▶ _Assigned task_: Return all the data verbatim but without images.

▶ _Data extracted from a collection_:
'''

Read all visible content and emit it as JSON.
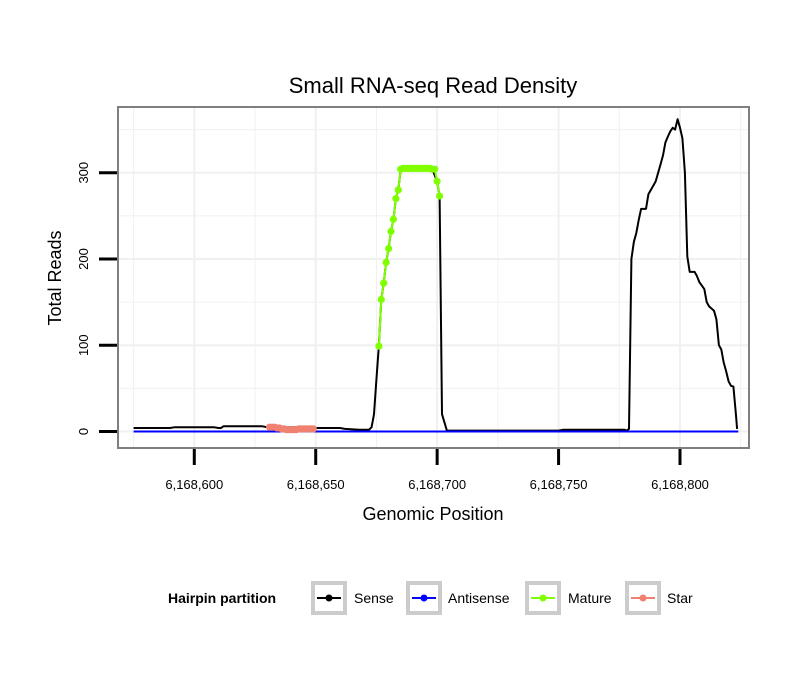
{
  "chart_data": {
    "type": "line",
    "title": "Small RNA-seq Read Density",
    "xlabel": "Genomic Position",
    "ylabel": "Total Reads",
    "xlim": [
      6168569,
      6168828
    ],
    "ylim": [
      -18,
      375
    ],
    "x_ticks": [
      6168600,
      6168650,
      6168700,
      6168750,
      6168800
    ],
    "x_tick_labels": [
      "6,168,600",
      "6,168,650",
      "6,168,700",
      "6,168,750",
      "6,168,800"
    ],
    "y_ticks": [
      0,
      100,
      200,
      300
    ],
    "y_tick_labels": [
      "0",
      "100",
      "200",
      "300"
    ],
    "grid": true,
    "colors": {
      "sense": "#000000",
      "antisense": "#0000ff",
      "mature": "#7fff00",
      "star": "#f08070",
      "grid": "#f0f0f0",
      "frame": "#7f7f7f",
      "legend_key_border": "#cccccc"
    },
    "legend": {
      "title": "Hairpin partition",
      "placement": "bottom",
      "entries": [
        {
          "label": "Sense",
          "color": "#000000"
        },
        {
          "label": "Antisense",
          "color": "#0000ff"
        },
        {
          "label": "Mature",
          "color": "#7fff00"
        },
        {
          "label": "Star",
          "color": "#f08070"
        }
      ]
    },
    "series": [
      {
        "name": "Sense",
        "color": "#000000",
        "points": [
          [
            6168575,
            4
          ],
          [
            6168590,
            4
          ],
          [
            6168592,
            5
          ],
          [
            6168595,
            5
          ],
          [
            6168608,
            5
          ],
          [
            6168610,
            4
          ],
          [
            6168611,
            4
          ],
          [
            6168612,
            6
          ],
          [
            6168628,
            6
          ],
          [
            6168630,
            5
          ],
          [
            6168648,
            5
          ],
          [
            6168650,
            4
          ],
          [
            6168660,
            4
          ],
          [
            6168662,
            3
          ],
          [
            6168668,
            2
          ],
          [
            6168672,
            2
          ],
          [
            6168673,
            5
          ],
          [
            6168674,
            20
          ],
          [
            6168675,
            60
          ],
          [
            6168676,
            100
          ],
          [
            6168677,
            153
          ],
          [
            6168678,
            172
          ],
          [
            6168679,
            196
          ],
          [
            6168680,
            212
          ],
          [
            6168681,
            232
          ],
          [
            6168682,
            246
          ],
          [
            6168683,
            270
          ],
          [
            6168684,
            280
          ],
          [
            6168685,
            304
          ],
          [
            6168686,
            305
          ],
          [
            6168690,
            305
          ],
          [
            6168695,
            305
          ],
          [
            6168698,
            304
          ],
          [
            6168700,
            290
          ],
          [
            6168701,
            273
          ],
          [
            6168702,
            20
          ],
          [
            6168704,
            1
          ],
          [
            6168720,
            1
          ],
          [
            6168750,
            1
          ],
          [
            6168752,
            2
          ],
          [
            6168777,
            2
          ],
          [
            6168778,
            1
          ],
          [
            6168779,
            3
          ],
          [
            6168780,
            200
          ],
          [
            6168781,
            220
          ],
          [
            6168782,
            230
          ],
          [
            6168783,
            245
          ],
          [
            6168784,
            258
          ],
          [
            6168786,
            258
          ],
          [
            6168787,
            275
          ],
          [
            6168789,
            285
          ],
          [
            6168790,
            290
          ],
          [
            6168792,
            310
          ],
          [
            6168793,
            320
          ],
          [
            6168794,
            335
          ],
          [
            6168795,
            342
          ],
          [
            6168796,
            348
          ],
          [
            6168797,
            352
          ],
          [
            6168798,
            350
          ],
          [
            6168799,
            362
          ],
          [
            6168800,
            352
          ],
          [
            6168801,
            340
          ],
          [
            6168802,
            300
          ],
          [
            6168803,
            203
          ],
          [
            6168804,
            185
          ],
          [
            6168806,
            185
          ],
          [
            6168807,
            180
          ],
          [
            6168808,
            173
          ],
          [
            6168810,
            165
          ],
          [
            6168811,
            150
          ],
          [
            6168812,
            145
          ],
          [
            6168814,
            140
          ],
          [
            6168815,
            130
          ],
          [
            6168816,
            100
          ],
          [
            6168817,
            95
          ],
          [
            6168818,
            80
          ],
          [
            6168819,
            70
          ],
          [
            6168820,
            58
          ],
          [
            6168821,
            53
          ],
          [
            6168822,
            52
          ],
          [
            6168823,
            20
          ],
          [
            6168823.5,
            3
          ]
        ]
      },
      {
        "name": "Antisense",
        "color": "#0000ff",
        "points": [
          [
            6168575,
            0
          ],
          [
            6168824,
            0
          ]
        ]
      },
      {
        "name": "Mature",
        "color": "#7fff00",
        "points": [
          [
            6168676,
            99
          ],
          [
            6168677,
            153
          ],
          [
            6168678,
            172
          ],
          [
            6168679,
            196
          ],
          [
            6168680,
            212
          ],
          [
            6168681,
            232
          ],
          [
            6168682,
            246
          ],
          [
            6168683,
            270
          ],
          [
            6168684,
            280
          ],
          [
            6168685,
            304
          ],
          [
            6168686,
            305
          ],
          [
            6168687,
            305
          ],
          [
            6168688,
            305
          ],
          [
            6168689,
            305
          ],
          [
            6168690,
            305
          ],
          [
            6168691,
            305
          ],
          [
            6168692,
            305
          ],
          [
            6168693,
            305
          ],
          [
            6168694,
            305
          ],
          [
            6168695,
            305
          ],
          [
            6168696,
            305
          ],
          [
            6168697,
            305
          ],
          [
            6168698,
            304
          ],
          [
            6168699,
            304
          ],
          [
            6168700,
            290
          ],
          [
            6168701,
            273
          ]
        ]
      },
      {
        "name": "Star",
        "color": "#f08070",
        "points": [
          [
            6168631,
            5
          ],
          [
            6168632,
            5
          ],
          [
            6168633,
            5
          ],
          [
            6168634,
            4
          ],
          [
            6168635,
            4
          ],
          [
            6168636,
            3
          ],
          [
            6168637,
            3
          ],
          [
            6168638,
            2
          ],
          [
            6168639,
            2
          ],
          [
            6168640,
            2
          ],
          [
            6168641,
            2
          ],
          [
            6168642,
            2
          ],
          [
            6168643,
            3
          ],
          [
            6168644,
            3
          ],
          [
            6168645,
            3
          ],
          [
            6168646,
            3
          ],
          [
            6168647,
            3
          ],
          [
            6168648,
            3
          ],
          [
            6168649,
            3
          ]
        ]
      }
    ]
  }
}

'''

▶ _Written response_:
Read all visible content and emit it as JSON.
{
  "chart_data": {
    "type": "line",
    "title": "Small RNA-seq Read Density",
    "xlabel": "Genomic Position",
    "ylabel": "Total Reads",
    "xlim": [
      6168569,
      6168828
    ],
    "ylim": [
      -18,
      375
    ],
    "x_ticks": [
      6168600,
      6168650,
      6168700,
      6168750,
      6168800
    ],
    "x_tick_labels": [
      "6,168,600",
      "6,168,650",
      "6,168,700",
      "6,168,750",
      "6,168,800"
    ],
    "y_ticks": [
      0,
      100,
      200,
      300
    ],
    "y_tick_labels": [
      "0",
      "100",
      "200",
      "300"
    ],
    "grid": true,
    "colors": {
      "sense": "#000000",
      "antisense": "#0000ff",
      "mature": "#7fff00",
      "star": "#f08070",
      "grid": "#f0f0f0",
      "frame": "#7f7f7f",
      "legend_key_border": "#cccccc"
    },
    "legend": {
      "title": "Hairpin partition",
      "placement": "bottom",
      "entries": [
        {
          "label": "Sense",
          "color": "#000000"
        },
        {
          "label": "Antisense",
          "color": "#0000ff"
        },
        {
          "label": "Mature",
          "color": "#7fff00"
        },
        {
          "label": "Star",
          "color": "#f08070"
        }
      ]
    },
    "series": [
      {
        "name": "Sense",
        "color": "#000000",
        "points": [
          [
            6168575,
            4
          ],
          [
            6168590,
            4
          ],
          [
            6168592,
            5
          ],
          [
            6168595,
            5
          ],
          [
            6168608,
            5
          ],
          [
            6168610,
            4
          ],
          [
            6168611,
            4
          ],
          [
            6168612,
            6
          ],
          [
            6168628,
            6
          ],
          [
            6168630,
            5
          ],
          [
            6168648,
            5
          ],
          [
            6168650,
            4
          ],
          [
            6168660,
            4
          ],
          [
            6168662,
            3
          ],
          [
            6168668,
            2
          ],
          [
            6168672,
            2
          ],
          [
            6168673,
            5
          ],
          [
            6168674,
            20
          ],
          [
            6168675,
            60
          ],
          [
            6168676,
            100
          ],
          [
            6168677,
            153
          ],
          [
            6168678,
            172
          ],
          [
            6168679,
            196
          ],
          [
            6168680,
            212
          ],
          [
            6168681,
            232
          ],
          [
            6168682,
            246
          ],
          [
            6168683,
            270
          ],
          [
            6168684,
            280
          ],
          [
            6168685,
            304
          ],
          [
            6168686,
            305
          ],
          [
            6168690,
            305
          ],
          [
            6168695,
            305
          ],
          [
            6168698,
            304
          ],
          [
            6168700,
            290
          ],
          [
            6168701,
            273
          ],
          [
            6168702,
            20
          ],
          [
            6168704,
            1
          ],
          [
            6168720,
            1
          ],
          [
            6168750,
            1
          ],
          [
            6168752,
            2
          ],
          [
            6168777,
            2
          ],
          [
            6168778,
            1
          ],
          [
            6168779,
            3
          ],
          [
            6168780,
            200
          ],
          [
            6168781,
            220
          ],
          [
            6168782,
            230
          ],
          [
            6168783,
            245
          ],
          [
            6168784,
            258
          ],
          [
            6168786,
            258
          ],
          [
            6168787,
            275
          ],
          [
            6168789,
            285
          ],
          [
            6168790,
            290
          ],
          [
            6168792,
            310
          ],
          [
            6168793,
            320
          ],
          [
            6168794,
            335
          ],
          [
            6168795,
            342
          ],
          [
            6168796,
            348
          ],
          [
            6168797,
            352
          ],
          [
            6168798,
            350
          ],
          [
            6168799,
            362
          ],
          [
            6168800,
            352
          ],
          [
            6168801,
            340
          ],
          [
            6168802,
            300
          ],
          [
            6168803,
            203
          ],
          [
            6168804,
            185
          ],
          [
            6168806,
            185
          ],
          [
            6168807,
            180
          ],
          [
            6168808,
            173
          ],
          [
            6168810,
            165
          ],
          [
            6168811,
            150
          ],
          [
            6168812,
            145
          ],
          [
            6168814,
            140
          ],
          [
            6168815,
            130
          ],
          [
            6168816,
            100
          ],
          [
            6168817,
            95
          ],
          [
            6168818,
            80
          ],
          [
            6168819,
            70
          ],
          [
            6168820,
            58
          ],
          [
            6168821,
            53
          ],
          [
            6168822,
            52
          ],
          [
            6168823,
            20
          ],
          [
            6168823.5,
            3
          ]
        ]
      },
      {
        "name": "Antisense",
        "color": "#0000ff",
        "points": [
          [
            6168575,
            0
          ],
          [
            6168824,
            0
          ]
        ]
      },
      {
        "name": "Mature",
        "color": "#7fff00",
        "points": [
          [
            6168676,
            99
          ],
          [
            6168677,
            153
          ],
          [
            6168678,
            172
          ],
          [
            6168679,
            196
          ],
          [
            6168680,
            212
          ],
          [
            6168681,
            232
          ],
          [
            6168682,
            246
          ],
          [
            6168683,
            270
          ],
          [
            6168684,
            280
          ],
          [
            6168685,
            304
          ],
          [
            6168686,
            305
          ],
          [
            6168687,
            305
          ],
          [
            6168688,
            305
          ],
          [
            6168689,
            305
          ],
          [
            6168690,
            305
          ],
          [
            6168691,
            305
          ],
          [
            6168692,
            305
          ],
          [
            6168693,
            305
          ],
          [
            6168694,
            305
          ],
          [
            6168695,
            305
          ],
          [
            6168696,
            305
          ],
          [
            6168697,
            305
          ],
          [
            6168698,
            304
          ],
          [
            6168699,
            304
          ],
          [
            6168700,
            290
          ],
          [
            6168701,
            273
          ]
        ]
      },
      {
        "name": "Star",
        "color": "#f08070",
        "points": [
          [
            6168631,
            5
          ],
          [
            6168632,
            5
          ],
          [
            6168633,
            5
          ],
          [
            6168634,
            4
          ],
          [
            6168635,
            4
          ],
          [
            6168636,
            3
          ],
          [
            6168637,
            3
          ],
          [
            6168638,
            2
          ],
          [
            6168639,
            2
          ],
          [
            6168640,
            2
          ],
          [
            6168641,
            2
          ],
          [
            6168642,
            2
          ],
          [
            6168643,
            3
          ],
          [
            6168644,
            3
          ],
          [
            6168645,
            3
          ],
          [
            6168646,
            3
          ],
          [
            6168647,
            3
          ],
          [
            6168648,
            3
          ],
          [
            6168649,
            3
          ]
        ]
      }
    ]
  }
}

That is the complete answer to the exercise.